**Your task**. Look for the string "Corporate" in the lines and copy each line that has it.

**Material for the task**.
——
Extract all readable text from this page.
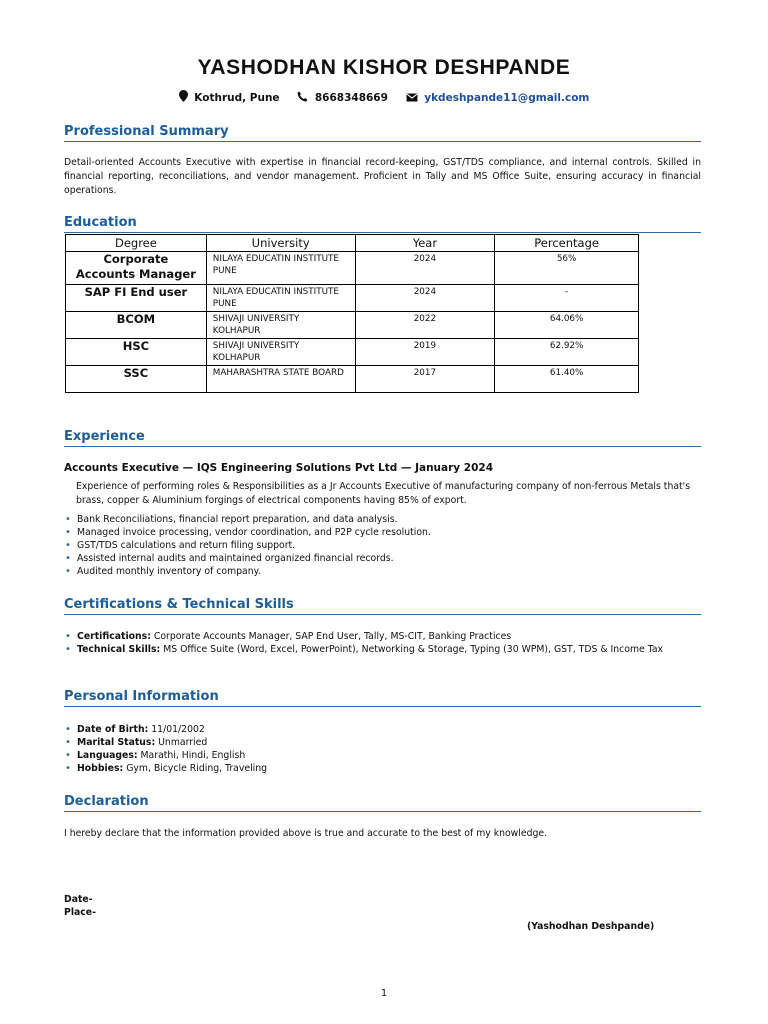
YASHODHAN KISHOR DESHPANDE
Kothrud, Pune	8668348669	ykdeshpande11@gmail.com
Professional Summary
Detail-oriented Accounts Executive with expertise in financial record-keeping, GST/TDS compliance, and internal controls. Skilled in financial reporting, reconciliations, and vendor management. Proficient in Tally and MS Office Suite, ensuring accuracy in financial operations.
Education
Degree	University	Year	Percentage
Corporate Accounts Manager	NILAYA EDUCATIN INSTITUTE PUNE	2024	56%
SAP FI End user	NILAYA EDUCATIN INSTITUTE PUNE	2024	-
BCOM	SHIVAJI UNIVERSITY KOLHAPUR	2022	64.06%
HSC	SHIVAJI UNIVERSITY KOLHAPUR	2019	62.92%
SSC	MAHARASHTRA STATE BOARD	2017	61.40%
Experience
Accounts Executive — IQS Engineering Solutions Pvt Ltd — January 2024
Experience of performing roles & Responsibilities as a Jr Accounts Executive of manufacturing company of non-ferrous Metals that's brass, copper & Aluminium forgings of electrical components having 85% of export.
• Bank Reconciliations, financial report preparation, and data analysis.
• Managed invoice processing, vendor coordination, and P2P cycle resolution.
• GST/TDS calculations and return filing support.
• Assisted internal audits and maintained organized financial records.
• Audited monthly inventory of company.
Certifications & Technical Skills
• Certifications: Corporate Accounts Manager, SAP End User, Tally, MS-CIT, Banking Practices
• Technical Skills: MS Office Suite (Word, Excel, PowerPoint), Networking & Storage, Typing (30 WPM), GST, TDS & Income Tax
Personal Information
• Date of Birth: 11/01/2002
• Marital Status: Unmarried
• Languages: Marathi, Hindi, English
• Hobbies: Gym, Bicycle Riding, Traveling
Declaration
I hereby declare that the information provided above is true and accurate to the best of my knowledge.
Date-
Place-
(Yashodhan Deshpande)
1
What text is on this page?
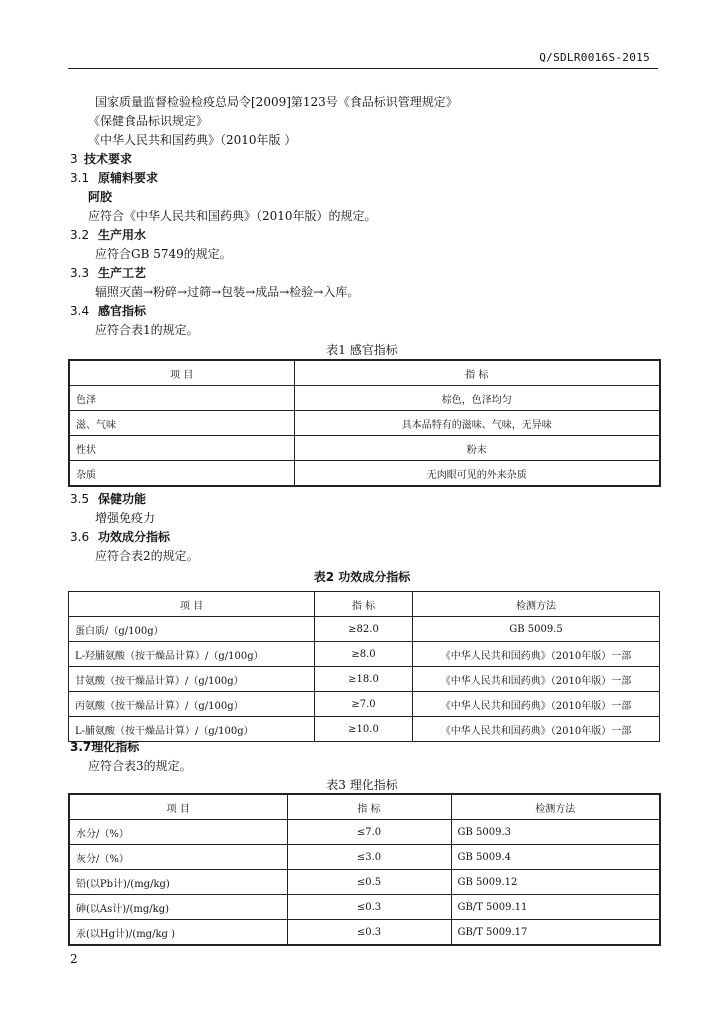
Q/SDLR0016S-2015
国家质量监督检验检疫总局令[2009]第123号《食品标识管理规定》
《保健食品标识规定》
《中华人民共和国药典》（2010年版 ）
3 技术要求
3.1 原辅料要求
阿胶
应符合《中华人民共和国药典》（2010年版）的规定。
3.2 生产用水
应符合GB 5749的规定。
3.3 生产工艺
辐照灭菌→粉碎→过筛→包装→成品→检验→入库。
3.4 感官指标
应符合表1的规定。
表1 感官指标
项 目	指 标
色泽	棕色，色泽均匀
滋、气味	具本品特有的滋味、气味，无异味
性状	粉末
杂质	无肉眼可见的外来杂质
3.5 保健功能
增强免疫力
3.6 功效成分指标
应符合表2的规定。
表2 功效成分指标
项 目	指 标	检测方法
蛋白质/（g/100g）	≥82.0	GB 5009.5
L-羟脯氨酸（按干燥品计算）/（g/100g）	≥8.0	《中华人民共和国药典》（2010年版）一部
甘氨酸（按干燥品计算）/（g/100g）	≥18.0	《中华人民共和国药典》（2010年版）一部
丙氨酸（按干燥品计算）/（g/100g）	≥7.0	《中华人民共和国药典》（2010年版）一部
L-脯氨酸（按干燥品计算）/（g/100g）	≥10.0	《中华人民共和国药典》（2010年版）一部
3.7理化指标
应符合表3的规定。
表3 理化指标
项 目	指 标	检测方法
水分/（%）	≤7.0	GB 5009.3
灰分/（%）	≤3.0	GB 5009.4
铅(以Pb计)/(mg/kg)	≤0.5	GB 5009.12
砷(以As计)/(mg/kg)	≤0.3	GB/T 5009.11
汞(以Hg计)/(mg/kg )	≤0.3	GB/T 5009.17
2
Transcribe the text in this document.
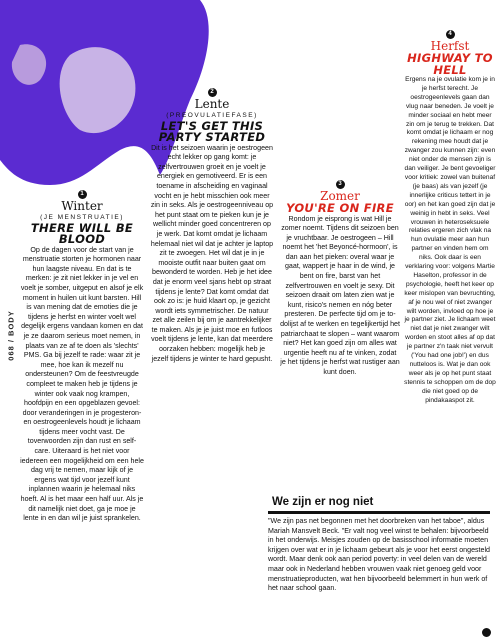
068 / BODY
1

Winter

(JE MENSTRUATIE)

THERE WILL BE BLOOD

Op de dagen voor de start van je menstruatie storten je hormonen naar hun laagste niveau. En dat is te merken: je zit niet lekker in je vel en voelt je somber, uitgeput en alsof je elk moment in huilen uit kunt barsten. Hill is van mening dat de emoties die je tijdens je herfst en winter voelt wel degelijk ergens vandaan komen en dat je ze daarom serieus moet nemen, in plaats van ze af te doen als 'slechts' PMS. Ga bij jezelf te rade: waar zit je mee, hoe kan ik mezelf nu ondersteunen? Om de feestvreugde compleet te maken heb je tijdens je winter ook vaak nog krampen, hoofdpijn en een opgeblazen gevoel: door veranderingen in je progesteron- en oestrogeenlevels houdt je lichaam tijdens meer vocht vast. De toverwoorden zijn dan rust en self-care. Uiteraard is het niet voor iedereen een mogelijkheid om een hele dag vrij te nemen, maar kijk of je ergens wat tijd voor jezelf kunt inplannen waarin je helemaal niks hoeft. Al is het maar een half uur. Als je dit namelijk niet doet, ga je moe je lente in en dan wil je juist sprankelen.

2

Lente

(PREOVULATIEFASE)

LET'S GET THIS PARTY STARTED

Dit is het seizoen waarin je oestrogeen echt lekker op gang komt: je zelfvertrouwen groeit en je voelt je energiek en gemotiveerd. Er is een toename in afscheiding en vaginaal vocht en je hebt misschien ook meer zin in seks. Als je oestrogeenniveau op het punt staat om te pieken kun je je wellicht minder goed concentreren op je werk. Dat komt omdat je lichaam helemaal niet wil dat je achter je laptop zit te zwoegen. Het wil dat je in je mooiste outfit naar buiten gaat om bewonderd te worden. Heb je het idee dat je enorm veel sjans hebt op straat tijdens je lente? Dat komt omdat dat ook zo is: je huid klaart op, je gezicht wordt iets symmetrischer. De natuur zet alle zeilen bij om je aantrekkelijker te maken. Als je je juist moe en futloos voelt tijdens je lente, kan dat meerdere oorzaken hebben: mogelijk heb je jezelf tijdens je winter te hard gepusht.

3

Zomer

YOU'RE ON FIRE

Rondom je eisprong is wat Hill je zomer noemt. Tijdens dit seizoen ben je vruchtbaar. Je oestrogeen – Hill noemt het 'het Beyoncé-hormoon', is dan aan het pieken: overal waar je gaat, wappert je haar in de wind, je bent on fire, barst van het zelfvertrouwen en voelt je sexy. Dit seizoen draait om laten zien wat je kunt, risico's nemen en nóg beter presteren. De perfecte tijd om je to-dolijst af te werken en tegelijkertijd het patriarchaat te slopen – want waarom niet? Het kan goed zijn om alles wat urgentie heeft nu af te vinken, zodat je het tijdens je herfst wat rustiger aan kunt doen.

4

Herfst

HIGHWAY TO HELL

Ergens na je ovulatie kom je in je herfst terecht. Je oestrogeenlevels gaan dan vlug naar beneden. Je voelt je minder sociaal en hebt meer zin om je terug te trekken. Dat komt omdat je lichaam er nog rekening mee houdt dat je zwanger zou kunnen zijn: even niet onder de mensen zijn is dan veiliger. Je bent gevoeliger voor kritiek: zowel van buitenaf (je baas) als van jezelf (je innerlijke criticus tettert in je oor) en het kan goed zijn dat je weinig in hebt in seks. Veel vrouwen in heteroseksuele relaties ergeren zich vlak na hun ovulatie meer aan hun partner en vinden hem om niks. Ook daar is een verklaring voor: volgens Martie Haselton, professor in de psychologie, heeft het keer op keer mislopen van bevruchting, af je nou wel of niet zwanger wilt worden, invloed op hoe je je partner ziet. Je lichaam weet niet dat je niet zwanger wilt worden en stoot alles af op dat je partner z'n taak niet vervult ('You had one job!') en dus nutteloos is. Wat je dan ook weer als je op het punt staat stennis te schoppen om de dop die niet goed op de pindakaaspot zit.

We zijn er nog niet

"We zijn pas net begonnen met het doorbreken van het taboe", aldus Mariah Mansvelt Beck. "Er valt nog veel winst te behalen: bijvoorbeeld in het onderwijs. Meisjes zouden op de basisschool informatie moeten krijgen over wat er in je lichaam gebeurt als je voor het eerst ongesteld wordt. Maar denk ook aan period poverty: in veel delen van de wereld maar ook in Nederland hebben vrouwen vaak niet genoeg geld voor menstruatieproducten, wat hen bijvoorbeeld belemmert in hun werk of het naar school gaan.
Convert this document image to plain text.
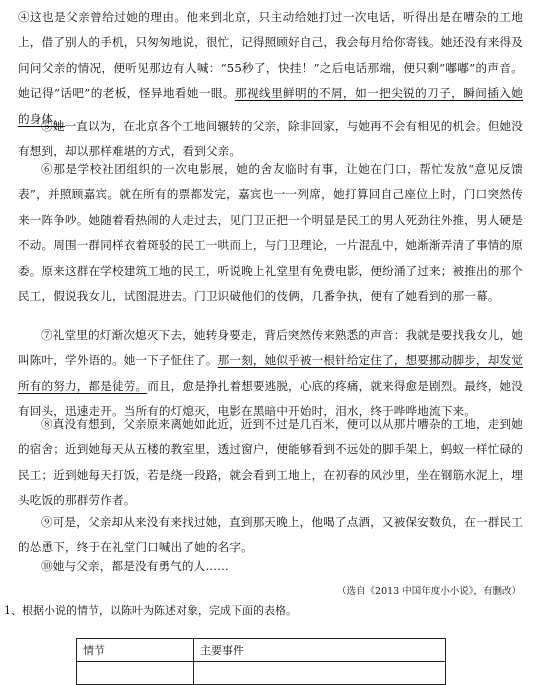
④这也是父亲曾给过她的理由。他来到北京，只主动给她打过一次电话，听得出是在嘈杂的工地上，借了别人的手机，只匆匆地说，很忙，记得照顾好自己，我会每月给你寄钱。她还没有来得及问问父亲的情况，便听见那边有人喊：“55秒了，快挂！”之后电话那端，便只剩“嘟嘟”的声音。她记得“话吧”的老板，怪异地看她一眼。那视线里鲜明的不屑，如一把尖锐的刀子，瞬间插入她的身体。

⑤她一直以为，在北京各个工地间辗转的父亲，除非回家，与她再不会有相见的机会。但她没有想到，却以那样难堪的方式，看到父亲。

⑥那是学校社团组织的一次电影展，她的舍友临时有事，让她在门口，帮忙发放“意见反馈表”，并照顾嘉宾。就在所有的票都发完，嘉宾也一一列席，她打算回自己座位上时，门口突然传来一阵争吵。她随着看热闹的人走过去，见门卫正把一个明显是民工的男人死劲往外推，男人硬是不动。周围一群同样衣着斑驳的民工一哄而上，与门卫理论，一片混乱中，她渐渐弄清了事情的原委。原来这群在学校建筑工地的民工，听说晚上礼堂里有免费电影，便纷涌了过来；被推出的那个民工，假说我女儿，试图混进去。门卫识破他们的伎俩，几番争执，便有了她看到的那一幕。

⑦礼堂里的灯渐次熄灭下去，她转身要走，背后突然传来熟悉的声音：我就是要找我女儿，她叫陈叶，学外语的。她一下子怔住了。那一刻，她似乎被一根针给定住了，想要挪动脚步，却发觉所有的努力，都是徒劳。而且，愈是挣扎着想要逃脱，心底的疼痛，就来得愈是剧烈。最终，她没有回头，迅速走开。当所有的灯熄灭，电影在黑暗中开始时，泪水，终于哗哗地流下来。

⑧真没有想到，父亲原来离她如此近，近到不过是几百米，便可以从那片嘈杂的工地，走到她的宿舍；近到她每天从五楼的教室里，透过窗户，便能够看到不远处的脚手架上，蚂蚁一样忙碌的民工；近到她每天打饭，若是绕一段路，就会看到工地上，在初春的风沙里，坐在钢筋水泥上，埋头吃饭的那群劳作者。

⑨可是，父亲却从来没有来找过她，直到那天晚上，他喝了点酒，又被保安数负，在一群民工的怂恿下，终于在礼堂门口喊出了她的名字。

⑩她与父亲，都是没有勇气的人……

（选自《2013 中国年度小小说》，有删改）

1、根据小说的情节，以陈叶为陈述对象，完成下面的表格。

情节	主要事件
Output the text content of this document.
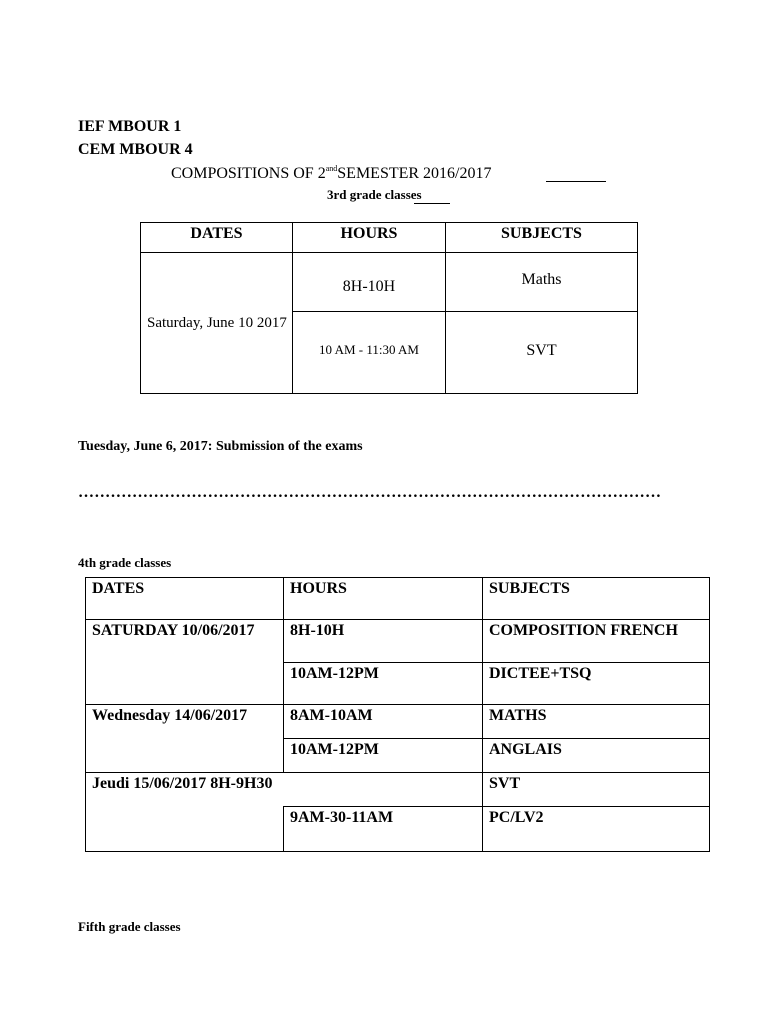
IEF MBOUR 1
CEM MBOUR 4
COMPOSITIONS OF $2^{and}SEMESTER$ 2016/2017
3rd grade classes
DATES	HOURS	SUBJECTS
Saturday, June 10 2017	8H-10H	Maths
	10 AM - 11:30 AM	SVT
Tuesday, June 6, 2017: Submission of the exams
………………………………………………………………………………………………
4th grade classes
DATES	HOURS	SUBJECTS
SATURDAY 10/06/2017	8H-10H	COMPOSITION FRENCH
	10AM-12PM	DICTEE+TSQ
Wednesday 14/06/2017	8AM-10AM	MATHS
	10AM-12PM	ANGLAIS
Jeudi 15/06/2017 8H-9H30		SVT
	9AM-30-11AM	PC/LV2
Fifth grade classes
——
**Complete output**.
Corporate Accounts Manager	NILAYA EDUCATIN INSTITUTE PUNE	2024	56%
• Certifications: Corporate Accounts Manager, SAP End User, Tally, MS-CIT, Banking Practices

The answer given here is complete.